◆ Exercise instructions ◆
Each line that holds the word "сколько" is to be identified and copied.
========================
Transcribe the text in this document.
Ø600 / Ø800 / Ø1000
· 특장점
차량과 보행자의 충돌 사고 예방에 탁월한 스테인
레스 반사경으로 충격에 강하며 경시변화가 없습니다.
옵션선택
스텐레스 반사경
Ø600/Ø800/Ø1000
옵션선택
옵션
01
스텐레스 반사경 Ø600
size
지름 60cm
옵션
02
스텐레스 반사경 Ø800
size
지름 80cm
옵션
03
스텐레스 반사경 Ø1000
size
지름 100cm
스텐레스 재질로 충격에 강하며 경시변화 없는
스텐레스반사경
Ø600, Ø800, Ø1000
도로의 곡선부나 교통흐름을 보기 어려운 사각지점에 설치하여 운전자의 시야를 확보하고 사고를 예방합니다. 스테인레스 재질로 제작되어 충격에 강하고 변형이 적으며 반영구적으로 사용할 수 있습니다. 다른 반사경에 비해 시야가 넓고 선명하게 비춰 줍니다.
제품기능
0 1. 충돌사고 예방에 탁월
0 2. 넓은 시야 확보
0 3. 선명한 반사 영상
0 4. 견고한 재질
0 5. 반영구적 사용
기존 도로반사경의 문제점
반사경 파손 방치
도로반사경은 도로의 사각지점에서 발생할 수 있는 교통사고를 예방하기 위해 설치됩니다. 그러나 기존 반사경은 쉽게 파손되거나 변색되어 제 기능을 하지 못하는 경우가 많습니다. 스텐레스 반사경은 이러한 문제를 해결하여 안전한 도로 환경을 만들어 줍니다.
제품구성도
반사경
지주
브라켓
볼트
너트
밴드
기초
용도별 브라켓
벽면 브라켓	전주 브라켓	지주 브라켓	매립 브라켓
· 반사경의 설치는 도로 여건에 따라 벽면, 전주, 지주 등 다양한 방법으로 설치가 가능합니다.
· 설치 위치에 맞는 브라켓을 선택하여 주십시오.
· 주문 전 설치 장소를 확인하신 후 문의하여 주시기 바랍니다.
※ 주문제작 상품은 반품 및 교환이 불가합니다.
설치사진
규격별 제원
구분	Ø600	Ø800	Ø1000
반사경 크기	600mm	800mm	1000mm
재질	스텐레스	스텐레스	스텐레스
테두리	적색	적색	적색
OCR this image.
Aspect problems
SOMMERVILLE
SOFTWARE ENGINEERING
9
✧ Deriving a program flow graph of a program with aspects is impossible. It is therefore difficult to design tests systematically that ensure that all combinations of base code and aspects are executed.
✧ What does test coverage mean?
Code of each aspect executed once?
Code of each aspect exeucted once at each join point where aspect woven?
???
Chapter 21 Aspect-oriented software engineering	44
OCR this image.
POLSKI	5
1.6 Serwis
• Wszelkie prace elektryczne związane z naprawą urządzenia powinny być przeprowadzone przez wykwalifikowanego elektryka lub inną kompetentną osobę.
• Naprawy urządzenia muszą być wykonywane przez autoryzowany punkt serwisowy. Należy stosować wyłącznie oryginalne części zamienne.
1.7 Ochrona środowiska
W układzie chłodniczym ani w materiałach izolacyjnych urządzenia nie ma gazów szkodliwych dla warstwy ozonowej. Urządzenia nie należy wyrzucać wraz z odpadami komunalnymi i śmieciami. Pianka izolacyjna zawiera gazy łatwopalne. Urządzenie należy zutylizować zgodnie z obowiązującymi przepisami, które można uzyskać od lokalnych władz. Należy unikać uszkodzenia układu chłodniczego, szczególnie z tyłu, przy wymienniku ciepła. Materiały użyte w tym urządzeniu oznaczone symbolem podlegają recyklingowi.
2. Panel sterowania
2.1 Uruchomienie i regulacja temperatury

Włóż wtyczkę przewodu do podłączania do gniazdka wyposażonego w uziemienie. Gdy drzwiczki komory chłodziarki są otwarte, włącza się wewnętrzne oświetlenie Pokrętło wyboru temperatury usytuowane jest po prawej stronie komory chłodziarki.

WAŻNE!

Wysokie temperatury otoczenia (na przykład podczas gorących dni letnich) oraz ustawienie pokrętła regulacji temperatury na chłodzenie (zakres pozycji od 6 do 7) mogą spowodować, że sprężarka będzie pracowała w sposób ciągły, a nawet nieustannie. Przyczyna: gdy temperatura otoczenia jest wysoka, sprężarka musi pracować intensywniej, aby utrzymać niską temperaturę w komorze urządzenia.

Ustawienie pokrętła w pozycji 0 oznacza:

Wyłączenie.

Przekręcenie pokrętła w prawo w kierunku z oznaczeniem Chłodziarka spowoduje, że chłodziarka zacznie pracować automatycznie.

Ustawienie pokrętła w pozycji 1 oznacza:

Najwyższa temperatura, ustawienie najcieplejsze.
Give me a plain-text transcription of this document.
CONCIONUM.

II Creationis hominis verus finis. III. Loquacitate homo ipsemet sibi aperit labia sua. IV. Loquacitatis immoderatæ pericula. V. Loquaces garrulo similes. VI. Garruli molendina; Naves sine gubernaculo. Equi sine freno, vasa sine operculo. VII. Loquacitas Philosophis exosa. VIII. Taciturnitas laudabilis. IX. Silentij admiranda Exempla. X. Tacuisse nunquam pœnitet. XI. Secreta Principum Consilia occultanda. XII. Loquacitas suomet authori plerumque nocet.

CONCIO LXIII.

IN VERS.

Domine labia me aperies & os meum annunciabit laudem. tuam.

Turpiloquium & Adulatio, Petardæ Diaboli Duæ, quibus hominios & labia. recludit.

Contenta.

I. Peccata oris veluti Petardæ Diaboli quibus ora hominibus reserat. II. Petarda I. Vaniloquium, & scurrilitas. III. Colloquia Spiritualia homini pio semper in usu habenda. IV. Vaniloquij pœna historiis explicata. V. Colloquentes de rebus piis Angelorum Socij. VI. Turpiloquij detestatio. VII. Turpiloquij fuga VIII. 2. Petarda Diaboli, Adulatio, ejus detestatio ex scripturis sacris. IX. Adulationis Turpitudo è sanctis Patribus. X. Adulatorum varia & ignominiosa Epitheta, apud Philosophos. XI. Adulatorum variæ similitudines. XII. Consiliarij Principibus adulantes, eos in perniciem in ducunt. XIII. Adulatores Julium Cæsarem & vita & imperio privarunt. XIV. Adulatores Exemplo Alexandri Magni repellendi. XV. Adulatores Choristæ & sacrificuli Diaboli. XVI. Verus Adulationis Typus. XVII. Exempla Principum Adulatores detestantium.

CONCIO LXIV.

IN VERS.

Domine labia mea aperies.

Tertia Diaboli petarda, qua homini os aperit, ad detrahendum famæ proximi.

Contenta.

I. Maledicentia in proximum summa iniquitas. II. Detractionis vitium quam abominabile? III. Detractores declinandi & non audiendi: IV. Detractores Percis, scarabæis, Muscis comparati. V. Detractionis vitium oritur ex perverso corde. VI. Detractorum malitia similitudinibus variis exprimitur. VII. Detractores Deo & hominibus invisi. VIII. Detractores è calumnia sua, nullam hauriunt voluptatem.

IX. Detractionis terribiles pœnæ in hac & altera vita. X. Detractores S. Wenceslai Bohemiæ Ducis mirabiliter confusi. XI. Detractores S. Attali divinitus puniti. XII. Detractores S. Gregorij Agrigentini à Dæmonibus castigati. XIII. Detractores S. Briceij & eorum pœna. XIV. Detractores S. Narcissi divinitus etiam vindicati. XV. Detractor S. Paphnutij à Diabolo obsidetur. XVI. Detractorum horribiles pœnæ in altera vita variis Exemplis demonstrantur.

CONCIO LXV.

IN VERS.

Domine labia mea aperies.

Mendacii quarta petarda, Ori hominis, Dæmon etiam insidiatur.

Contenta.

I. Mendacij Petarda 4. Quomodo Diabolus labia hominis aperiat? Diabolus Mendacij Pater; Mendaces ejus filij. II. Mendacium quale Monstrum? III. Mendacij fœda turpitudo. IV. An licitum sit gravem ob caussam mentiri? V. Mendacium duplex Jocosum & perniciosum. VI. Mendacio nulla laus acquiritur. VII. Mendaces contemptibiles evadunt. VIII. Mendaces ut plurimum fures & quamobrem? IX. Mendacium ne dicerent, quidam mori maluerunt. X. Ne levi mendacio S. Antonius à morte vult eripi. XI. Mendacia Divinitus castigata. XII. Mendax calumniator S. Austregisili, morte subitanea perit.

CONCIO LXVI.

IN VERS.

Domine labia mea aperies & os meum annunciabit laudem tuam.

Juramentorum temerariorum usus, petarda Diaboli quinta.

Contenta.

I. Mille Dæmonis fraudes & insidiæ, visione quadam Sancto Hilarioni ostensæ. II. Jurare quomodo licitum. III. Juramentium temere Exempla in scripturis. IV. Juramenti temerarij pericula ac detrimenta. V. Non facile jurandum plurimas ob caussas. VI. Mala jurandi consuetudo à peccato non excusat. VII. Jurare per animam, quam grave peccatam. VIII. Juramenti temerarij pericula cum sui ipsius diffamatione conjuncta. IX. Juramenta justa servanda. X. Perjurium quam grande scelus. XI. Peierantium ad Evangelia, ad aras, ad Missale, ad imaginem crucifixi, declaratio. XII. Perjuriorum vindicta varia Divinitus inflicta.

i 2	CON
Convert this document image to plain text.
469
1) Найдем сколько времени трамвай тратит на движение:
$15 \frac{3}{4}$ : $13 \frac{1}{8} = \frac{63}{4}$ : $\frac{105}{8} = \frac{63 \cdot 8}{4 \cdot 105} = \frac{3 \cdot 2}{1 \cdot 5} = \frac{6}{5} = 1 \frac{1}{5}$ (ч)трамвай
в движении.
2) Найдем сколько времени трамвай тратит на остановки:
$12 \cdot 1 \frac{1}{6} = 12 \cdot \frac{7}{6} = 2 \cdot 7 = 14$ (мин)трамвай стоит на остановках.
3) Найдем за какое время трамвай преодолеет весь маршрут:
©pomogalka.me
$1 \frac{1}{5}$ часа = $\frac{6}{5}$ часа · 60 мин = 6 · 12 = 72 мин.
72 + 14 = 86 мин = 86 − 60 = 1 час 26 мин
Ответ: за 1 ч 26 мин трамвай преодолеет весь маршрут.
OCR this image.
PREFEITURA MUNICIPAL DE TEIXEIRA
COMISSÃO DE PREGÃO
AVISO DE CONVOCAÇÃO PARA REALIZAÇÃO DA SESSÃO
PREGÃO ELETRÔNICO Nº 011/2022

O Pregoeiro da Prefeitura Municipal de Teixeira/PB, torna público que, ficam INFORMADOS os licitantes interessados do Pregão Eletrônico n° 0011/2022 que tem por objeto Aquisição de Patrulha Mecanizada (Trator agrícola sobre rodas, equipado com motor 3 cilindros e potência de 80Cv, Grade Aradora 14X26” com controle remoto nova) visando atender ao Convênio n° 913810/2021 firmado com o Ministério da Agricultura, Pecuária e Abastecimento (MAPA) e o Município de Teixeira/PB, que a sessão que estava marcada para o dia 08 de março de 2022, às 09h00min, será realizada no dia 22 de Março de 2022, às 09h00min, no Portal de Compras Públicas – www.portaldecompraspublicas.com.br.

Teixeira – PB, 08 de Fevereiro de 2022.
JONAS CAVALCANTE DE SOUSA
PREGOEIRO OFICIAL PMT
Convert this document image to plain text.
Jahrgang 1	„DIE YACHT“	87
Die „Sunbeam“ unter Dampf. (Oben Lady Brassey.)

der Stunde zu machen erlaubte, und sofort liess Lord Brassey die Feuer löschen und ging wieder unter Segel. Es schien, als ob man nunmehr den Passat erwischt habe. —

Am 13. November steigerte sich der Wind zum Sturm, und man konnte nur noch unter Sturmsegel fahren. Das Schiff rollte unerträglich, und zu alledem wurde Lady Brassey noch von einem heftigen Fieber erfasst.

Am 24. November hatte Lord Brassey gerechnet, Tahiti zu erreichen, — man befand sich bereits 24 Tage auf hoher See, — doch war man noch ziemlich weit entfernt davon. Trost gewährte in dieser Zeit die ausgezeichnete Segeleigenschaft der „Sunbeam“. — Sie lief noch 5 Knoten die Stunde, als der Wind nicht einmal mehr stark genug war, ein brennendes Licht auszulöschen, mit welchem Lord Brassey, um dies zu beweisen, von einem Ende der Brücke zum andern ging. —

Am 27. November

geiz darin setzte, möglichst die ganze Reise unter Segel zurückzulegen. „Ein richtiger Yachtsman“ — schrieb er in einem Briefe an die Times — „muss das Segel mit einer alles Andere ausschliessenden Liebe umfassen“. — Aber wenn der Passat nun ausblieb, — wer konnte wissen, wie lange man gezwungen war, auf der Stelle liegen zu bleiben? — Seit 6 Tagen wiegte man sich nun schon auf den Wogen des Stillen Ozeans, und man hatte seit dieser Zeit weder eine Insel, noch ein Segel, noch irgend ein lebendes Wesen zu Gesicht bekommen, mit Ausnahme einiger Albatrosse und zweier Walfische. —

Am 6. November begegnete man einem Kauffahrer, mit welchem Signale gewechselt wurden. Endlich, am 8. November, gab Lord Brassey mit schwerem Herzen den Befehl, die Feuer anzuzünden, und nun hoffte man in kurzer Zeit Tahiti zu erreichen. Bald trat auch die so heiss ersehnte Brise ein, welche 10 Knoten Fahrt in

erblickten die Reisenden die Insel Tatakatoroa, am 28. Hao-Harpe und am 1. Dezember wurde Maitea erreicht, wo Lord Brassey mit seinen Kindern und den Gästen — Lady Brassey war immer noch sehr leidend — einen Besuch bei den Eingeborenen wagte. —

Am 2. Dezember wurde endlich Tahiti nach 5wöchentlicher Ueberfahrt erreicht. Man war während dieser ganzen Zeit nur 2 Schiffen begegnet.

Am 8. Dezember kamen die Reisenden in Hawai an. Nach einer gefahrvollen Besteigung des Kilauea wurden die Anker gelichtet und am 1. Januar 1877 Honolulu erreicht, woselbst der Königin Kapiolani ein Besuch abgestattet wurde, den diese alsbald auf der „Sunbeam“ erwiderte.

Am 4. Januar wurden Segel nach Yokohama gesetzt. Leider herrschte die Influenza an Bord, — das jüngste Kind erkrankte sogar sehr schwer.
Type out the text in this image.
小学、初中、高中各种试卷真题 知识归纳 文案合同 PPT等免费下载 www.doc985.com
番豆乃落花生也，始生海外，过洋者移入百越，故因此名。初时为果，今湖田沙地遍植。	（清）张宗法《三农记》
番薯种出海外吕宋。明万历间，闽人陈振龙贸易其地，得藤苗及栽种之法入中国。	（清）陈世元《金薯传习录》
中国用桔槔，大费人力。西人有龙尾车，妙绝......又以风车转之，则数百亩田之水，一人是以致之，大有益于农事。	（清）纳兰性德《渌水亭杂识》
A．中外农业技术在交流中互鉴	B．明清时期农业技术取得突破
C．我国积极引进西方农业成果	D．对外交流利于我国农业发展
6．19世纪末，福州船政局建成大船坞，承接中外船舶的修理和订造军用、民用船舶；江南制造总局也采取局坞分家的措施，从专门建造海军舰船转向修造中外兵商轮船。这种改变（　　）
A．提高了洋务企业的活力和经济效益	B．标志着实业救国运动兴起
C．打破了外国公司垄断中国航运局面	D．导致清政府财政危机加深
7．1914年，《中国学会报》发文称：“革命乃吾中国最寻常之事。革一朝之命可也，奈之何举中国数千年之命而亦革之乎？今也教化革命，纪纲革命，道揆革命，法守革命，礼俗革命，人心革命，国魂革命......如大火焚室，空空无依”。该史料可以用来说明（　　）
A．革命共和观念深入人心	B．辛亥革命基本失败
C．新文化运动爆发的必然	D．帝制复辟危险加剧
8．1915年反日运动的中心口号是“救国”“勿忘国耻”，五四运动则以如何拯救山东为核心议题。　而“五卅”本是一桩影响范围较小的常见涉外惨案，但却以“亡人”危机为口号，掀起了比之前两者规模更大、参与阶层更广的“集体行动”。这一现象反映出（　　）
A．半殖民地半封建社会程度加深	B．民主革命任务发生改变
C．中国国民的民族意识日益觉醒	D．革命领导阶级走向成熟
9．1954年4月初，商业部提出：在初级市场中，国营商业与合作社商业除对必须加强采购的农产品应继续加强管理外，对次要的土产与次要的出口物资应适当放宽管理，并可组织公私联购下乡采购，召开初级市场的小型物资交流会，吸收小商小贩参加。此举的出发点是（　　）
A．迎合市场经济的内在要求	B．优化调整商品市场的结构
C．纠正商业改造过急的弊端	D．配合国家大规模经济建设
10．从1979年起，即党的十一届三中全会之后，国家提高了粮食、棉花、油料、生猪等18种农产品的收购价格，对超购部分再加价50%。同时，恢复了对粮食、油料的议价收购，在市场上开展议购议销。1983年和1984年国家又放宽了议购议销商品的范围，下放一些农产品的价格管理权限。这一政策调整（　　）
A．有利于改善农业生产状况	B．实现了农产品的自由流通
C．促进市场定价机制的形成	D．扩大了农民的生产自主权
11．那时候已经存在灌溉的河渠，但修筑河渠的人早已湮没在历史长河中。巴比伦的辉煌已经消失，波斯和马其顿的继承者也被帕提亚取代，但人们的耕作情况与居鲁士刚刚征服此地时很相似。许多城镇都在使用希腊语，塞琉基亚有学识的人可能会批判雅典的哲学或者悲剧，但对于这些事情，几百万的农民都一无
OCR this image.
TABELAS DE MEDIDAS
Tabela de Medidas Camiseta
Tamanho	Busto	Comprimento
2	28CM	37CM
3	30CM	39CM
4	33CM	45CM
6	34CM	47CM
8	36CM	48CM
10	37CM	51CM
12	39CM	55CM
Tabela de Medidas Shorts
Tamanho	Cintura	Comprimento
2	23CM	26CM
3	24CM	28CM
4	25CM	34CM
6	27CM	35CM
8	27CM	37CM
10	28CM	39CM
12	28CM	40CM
========================
◆ Task result ◆
1) Найдем сколько времени трамвай тратит на движение:
2) Найдем сколько времени трамвай тратит на остановки:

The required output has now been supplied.